(A block of data)
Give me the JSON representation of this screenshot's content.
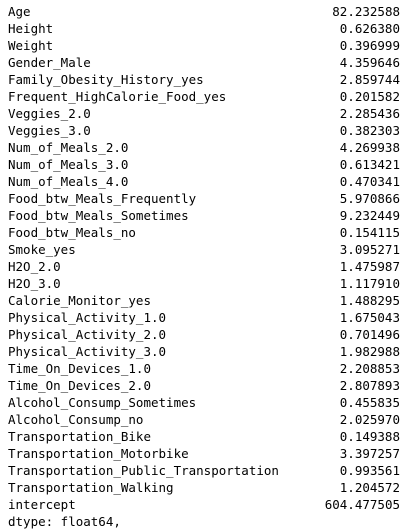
{
  "series": [
    {
      "name": "Age",
      "value": "82.232588"
    },
    {
      "name": "Height",
      "value": "0.626380"
    },
    {
      "name": "Weight",
      "value": "0.396999"
    },
    {
      "name": "Gender_Male",
      "value": "4.359646"
    },
    {
      "name": "Family_Obesity_History_yes",
      "value": "2.859744"
    },
    {
      "name": "Frequent_HighCalorie_Food_yes",
      "value": "0.201582"
    },
    {
      "name": "Veggies_2.0",
      "value": "2.285436"
    },
    {
      "name": "Veggies_3.0",
      "value": "0.382303"
    },
    {
      "name": "Num_of_Meals_2.0",
      "value": "4.269938"
    },
    {
      "name": "Num_of_Meals_3.0",
      "value": "0.613421"
    },
    {
      "name": "Num_of_Meals_4.0",
      "value": "0.470341"
    },
    {
      "name": "Food_btw_Meals_Frequently",
      "value": "5.970866"
    },
    {
      "name": "Food_btw_Meals_Sometimes",
      "value": "9.232449"
    },
    {
      "name": "Food_btw_Meals_no",
      "value": "0.154115"
    },
    {
      "name": "Smoke_yes",
      "value": "3.095271"
    },
    {
      "name": "H2O_2.0",
      "value": "1.475987"
    },
    {
      "name": "H2O_3.0",
      "value": "1.117910"
    },
    {
      "name": "Calorie_Monitor_yes",
      "value": "1.488295"
    },
    {
      "name": "Physical_Activity_1.0",
      "value": "1.675043"
    },
    {
      "name": "Physical_Activity_2.0",
      "value": "0.701496"
    },
    {
      "name": "Physical_Activity_3.0",
      "value": "1.982988"
    },
    {
      "name": "Time_On_Devices_1.0",
      "value": "2.208853"
    },
    {
      "name": "Time_On_Devices_2.0",
      "value": "2.807893"
    },
    {
      "name": "Alcohol_Consump_Sometimes",
      "value": "0.455835"
    },
    {
      "name": "Alcohol_Consump_no",
      "value": "2.025970"
    },
    {
      "name": "Transportation_Bike",
      "value": "0.149388"
    },
    {
      "name": "Transportation_Motorbike",
      "value": "3.397257"
    },
    {
      "name": "Transportation_Public_Transportation",
      "value": "0.993561"
    },
    {
      "name": "Transportation_Walking",
      "value": "1.204572"
    },
    {
      "name": "intercept",
      "value": "604.477505"
    }
  ],
  "dtype": "dtype: float64,"
}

_PROBLEM:_ Leaving aside the images, write out the entries above word for word.

_TASK SOLUTION:_
Give me the JSON representation of this screenshot's content.
{
  "series": [
    {
      "name": "Age",
      "value": "82.232588"
    },
    {
      "name": "Height",
      "value": "0.626380"
    },
    {
      "name": "Weight",
      "value": "0.396999"
    },
    {
      "name": "Gender_Male",
      "value": "4.359646"
    },
    {
      "name": "Family_Obesity_History_yes",
      "value": "2.859744"
    },
    {
      "name": "Frequent_HighCalorie_Food_yes",
      "value": "0.201582"
    },
    {
      "name": "Veggies_2.0",
      "value": "2.285436"
    },
    {
      "name": "Veggies_3.0",
      "value": "0.382303"
    },
    {
      "name": "Num_of_Meals_2.0",
      "value": "4.269938"
    },
    {
      "name": "Num_of_Meals_3.0",
      "value": "0.613421"
    },
    {
      "name": "Num_of_Meals_4.0",
      "value": "0.470341"
    },
    {
      "name": "Food_btw_Meals_Frequently",
      "value": "5.970866"
    },
    {
      "name": "Food_btw_Meals_Sometimes",
      "value": "9.232449"
    },
    {
      "name": "Food_btw_Meals_no",
      "value": "0.154115"
    },
    {
      "name": "Smoke_yes",
      "value": "3.095271"
    },
    {
      "name": "H2O_2.0",
      "value": "1.475987"
    },
    {
      "name": "H2O_3.0",
      "value": "1.117910"
    },
    {
      "name": "Calorie_Monitor_yes",
      "value": "1.488295"
    },
    {
      "name": "Physical_Activity_1.0",
      "value": "1.675043"
    },
    {
      "name": "Physical_Activity_2.0",
      "value": "0.701496"
    },
    {
      "name": "Physical_Activity_3.0",
      "value": "1.982988"
    },
    {
      "name": "Time_On_Devices_1.0",
      "value": "2.208853"
    },
    {
      "name": "Time_On_Devices_2.0",
      "value": "2.807893"
    },
    {
      "name": "Alcohol_Consump_Sometimes",
      "value": "0.455835"
    },
    {
      "name": "Alcohol_Consump_no",
      "value": "2.025970"
    },
    {
      "name": "Transportation_Bike",
      "value": "0.149388"
    },
    {
      "name": "Transportation_Motorbike",
      "value": "3.397257"
    },
    {
      "name": "Transportation_Public_Transportation",
      "value": "0.993561"
    },
    {
      "name": "Transportation_Walking",
      "value": "1.204572"
    },
    {
      "name": "intercept",
      "value": "604.477505"
    }
  ],
  "dtype": "dtype: float64,"
}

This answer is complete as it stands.